- **Aim**:
Using the material that follows, identify and copy each line with the string "Client".

+ + +

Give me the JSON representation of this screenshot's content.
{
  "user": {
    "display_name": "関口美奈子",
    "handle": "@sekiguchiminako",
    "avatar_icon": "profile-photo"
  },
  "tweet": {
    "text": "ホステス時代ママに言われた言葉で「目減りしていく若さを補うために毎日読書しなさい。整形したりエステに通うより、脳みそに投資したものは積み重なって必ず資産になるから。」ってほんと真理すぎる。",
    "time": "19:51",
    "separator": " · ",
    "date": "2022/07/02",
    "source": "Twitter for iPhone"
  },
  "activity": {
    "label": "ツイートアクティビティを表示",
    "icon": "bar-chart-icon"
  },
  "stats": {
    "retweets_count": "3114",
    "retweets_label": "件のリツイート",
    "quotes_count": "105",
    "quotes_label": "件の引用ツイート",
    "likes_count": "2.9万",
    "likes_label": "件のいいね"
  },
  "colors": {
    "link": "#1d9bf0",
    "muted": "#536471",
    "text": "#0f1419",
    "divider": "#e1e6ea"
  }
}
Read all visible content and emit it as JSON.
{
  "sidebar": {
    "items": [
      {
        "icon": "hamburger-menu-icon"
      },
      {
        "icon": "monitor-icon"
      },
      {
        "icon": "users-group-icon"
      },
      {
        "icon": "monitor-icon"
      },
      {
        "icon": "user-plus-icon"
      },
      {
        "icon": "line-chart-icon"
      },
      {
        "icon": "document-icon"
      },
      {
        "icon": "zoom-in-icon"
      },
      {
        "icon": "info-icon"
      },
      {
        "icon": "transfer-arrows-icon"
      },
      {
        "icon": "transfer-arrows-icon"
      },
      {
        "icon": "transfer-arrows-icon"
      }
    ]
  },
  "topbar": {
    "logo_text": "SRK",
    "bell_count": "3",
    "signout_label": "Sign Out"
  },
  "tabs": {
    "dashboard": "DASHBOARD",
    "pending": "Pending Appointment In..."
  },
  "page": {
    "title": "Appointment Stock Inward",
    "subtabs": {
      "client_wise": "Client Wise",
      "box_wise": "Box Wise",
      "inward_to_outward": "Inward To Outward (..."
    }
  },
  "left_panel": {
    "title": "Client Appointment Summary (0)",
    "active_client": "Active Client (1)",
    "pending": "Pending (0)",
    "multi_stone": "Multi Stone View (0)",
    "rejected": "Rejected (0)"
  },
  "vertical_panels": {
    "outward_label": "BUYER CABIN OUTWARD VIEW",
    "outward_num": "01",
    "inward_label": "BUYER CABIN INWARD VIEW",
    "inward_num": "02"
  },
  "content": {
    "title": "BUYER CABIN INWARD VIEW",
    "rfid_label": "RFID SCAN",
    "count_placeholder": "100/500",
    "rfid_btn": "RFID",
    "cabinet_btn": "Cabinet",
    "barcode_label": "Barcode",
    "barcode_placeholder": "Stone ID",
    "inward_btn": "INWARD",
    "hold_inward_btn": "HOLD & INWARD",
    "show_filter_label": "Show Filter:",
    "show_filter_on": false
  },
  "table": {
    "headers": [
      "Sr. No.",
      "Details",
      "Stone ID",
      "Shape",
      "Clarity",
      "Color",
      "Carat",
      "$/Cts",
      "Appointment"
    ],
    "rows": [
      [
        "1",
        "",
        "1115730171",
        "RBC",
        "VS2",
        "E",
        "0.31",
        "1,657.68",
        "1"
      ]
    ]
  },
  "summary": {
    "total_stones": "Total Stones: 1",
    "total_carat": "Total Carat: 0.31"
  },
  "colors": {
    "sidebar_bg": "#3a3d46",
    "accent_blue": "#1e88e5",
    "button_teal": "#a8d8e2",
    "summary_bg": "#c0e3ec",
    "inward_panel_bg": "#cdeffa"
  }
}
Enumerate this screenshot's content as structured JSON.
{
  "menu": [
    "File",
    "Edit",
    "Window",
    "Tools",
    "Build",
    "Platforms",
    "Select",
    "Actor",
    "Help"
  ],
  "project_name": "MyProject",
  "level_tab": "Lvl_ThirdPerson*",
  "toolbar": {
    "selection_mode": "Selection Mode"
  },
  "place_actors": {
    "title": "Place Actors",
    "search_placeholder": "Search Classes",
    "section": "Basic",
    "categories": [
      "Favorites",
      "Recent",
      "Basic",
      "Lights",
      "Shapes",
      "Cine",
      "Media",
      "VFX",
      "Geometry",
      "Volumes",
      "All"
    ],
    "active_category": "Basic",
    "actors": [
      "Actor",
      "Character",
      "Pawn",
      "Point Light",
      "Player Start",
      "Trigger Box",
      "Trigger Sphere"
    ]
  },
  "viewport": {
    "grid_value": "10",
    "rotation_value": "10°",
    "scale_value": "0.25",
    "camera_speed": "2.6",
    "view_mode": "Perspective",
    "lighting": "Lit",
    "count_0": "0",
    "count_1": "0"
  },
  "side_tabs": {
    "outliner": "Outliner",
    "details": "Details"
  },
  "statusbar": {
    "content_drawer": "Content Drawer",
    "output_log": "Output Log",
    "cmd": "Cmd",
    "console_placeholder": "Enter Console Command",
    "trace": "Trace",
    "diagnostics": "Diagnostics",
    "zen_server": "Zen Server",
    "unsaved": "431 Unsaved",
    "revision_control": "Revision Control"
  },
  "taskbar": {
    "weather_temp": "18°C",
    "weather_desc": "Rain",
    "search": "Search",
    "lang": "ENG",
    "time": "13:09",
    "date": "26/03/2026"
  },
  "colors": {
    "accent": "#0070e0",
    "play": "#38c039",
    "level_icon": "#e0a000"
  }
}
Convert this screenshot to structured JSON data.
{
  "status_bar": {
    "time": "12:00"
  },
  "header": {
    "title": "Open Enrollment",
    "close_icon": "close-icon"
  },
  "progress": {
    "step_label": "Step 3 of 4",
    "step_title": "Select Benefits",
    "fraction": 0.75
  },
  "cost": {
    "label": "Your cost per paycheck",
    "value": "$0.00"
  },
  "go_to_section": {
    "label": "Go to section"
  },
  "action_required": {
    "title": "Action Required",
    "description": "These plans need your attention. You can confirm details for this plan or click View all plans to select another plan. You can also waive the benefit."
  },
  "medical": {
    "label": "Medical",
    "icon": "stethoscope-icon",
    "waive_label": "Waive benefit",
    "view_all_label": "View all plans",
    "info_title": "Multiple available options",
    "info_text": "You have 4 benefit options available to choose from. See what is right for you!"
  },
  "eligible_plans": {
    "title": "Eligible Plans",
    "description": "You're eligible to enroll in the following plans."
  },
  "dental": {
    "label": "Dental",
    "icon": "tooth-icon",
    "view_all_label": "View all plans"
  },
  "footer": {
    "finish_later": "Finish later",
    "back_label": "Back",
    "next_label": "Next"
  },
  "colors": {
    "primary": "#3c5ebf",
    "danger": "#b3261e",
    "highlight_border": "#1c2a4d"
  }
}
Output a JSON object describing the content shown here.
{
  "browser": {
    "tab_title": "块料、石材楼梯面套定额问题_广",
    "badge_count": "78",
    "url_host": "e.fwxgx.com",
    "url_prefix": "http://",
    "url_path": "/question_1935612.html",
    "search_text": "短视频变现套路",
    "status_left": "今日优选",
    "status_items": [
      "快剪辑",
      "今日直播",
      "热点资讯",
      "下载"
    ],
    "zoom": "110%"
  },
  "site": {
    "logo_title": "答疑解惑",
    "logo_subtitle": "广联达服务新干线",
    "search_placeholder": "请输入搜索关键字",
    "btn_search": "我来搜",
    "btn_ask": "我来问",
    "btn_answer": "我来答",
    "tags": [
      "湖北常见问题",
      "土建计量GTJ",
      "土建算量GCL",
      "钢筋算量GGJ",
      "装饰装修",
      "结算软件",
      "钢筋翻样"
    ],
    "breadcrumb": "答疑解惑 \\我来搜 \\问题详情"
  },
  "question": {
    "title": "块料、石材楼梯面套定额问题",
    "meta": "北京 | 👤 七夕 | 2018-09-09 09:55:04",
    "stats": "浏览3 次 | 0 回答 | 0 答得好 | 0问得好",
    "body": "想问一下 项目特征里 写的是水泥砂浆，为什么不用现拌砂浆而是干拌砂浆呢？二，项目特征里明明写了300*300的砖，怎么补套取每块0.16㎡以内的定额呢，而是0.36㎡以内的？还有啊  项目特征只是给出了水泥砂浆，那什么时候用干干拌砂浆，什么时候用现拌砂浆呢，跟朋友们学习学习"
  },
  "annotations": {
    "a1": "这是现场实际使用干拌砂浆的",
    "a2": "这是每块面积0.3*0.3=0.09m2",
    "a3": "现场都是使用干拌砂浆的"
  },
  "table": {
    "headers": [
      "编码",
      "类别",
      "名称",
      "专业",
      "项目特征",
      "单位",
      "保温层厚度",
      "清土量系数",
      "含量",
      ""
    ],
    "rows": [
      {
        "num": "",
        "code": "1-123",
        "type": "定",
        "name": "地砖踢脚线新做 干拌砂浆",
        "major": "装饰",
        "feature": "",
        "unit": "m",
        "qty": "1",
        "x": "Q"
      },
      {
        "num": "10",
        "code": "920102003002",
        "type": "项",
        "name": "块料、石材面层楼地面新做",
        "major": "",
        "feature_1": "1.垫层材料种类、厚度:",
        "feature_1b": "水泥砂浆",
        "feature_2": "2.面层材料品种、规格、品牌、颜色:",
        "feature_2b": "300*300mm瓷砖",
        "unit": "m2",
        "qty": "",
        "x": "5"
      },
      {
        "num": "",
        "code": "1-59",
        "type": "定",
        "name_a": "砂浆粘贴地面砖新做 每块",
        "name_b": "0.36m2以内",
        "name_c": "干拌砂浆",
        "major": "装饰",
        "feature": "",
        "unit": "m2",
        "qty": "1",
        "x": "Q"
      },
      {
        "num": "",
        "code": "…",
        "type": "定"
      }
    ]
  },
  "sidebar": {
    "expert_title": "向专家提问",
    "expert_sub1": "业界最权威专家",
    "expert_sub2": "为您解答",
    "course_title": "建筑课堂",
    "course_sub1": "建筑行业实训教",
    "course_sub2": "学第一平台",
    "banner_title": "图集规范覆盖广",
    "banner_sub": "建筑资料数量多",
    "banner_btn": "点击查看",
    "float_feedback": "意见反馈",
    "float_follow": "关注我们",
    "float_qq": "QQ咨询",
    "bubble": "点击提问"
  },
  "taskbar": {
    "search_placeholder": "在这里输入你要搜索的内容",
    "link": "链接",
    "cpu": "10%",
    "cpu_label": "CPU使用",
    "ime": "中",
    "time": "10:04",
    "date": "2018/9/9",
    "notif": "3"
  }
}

+ + +

- **Reply to the task**:
      "client_wise": "Client Wise",
    "title": "Client Appointment Summary (0)",
    "active_client": "Active Client (1)",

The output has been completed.